---------- Exercise inputs
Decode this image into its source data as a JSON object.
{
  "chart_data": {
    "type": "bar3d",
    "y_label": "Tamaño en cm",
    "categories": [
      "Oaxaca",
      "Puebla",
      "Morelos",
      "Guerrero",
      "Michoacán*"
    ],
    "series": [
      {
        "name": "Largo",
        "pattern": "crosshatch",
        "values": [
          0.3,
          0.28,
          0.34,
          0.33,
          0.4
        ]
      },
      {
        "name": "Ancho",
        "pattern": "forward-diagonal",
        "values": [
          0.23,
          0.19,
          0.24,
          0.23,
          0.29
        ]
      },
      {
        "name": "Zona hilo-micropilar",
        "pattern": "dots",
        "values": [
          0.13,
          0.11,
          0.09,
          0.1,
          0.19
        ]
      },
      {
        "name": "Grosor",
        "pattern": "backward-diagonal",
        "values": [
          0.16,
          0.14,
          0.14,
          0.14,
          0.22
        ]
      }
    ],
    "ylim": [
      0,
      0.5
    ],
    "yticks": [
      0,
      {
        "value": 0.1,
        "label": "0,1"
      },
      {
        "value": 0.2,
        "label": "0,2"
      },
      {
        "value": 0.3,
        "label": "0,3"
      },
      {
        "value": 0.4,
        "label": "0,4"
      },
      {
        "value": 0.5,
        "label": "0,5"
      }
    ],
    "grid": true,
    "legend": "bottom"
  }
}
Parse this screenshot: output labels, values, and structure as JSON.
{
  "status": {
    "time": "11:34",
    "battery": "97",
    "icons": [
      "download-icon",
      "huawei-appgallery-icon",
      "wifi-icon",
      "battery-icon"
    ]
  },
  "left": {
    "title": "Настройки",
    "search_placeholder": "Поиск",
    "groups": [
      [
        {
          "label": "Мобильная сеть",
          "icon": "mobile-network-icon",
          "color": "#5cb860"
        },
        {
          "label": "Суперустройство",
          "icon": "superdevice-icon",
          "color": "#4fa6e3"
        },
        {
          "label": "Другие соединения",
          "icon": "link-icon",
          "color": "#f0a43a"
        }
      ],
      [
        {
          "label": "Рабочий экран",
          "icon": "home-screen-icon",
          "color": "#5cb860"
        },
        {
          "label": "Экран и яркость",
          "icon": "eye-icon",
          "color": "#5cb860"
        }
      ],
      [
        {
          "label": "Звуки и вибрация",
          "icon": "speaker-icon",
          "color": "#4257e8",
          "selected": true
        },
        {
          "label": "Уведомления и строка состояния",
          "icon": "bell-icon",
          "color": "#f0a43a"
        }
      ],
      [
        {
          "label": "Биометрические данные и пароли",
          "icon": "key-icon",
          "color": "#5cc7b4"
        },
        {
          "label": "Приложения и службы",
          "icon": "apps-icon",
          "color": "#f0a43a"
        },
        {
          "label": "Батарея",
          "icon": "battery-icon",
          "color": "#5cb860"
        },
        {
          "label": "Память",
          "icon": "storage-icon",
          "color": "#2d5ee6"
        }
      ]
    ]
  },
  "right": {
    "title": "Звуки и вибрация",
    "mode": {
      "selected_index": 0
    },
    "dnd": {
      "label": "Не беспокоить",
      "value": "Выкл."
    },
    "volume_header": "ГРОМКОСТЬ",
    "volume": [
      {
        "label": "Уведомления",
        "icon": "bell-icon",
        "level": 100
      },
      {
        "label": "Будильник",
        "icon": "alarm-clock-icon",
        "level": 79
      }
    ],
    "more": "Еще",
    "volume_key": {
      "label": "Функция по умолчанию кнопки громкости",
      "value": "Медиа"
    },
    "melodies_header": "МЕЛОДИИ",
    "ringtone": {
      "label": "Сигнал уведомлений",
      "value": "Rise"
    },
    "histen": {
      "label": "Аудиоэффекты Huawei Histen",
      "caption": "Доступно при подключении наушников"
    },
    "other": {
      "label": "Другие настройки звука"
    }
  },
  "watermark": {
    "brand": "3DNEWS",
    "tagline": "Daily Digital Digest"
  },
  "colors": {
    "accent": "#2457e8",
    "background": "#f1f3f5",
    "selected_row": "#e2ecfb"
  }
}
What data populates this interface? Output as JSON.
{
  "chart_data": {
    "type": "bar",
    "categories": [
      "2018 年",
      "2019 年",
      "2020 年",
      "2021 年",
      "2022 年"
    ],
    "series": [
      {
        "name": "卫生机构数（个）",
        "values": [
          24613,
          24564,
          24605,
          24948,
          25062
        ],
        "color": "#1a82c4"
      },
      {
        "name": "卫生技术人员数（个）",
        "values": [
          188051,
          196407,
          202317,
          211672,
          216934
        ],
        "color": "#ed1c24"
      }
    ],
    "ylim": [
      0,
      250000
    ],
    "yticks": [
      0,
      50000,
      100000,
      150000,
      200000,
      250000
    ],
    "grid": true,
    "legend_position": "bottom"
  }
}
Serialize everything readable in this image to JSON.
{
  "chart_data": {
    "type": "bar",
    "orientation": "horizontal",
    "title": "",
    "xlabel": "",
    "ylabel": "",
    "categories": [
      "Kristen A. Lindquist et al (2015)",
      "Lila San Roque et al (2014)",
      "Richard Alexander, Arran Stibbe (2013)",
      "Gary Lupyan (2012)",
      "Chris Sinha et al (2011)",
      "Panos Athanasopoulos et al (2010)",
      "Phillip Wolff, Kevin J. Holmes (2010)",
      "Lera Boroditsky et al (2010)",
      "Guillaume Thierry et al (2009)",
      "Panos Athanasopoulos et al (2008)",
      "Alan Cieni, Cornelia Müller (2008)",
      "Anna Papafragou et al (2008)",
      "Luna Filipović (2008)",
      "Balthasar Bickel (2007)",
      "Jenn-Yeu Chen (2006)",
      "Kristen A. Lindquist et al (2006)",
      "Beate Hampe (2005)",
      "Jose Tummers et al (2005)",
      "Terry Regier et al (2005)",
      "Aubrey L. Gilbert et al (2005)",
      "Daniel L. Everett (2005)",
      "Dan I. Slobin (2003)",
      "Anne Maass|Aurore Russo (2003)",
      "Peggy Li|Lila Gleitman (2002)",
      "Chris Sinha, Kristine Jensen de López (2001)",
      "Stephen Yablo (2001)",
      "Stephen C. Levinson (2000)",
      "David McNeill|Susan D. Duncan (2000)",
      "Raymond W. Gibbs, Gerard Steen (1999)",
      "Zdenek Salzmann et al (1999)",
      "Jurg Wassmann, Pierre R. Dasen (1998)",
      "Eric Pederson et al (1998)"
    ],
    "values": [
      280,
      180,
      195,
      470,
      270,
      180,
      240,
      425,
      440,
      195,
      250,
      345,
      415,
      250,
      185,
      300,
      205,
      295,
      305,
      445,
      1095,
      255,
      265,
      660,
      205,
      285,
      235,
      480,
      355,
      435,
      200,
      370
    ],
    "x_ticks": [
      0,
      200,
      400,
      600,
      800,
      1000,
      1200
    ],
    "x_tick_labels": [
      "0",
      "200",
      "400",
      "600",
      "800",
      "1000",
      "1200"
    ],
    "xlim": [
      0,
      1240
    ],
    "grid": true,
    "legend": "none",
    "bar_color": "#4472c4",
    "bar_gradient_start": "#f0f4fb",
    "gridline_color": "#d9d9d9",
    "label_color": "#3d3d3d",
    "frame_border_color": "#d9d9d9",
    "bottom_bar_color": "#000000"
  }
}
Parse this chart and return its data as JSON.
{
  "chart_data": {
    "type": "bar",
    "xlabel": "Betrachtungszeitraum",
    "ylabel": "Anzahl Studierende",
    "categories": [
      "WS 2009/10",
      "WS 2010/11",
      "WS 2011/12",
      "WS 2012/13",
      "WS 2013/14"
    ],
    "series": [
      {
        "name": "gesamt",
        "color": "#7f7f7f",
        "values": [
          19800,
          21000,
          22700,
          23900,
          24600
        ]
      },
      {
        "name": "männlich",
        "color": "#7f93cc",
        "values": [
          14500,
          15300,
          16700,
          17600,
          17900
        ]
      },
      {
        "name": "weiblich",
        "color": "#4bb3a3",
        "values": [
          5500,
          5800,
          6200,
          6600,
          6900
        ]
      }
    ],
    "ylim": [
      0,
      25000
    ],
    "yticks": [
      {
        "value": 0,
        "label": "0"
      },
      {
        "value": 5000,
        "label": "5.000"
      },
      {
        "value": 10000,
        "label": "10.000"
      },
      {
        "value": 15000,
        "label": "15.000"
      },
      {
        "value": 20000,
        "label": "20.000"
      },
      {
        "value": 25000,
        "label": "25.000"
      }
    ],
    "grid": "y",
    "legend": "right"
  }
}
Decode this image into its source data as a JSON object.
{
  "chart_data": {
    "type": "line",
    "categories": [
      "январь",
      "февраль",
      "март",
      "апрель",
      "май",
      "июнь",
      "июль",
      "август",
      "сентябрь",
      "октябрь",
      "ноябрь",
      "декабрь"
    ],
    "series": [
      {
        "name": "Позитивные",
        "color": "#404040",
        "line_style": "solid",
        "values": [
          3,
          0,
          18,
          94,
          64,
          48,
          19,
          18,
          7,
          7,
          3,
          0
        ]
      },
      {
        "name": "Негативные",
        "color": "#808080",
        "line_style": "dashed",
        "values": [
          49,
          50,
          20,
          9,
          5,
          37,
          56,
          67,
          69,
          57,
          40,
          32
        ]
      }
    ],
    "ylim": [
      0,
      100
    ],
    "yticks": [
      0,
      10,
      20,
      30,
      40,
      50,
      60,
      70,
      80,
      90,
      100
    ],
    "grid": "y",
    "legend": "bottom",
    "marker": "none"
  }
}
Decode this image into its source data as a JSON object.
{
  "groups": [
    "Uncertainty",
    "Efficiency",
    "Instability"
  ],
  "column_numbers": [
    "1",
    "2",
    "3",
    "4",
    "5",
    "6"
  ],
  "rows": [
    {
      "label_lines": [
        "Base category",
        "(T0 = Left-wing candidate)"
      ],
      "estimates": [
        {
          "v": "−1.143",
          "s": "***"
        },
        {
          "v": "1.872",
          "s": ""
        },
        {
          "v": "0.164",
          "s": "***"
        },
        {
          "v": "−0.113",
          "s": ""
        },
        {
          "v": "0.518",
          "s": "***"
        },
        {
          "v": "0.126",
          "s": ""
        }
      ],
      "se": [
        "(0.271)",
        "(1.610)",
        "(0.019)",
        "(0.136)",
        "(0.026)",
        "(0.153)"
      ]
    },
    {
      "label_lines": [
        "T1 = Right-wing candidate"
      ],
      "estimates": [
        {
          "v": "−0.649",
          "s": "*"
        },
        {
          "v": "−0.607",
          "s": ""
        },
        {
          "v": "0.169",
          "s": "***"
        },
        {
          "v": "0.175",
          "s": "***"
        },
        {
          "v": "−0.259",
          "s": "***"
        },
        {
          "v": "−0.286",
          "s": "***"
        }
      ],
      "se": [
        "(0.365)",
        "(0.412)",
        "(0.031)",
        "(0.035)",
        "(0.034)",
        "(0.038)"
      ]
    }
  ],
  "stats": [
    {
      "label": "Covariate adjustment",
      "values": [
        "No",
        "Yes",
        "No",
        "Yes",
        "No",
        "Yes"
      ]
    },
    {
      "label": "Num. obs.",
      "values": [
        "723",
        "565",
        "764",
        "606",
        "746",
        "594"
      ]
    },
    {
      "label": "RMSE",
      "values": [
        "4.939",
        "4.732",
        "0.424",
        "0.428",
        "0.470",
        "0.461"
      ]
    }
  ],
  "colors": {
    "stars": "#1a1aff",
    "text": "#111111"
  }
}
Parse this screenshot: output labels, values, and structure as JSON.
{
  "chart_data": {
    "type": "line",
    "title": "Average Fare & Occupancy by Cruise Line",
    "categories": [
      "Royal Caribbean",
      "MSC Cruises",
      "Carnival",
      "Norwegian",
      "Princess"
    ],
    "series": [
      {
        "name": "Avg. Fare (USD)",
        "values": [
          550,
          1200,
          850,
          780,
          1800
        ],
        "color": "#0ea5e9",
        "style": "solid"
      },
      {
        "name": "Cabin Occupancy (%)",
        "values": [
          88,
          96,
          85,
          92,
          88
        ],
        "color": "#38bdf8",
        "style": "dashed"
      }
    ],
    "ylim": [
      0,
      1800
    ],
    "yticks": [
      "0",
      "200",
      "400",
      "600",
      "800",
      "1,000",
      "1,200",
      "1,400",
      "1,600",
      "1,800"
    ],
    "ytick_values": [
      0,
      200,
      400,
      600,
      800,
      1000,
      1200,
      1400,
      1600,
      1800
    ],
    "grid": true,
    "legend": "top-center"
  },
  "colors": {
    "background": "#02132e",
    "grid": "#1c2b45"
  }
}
--------------------
Challenge → From the listing above, collect every line that mentions the word "Occupancy".

Exercise output →
    "title": "Average Fare & Occupancy by Cruise Line",
        "name": "Cabin Occupancy (%)",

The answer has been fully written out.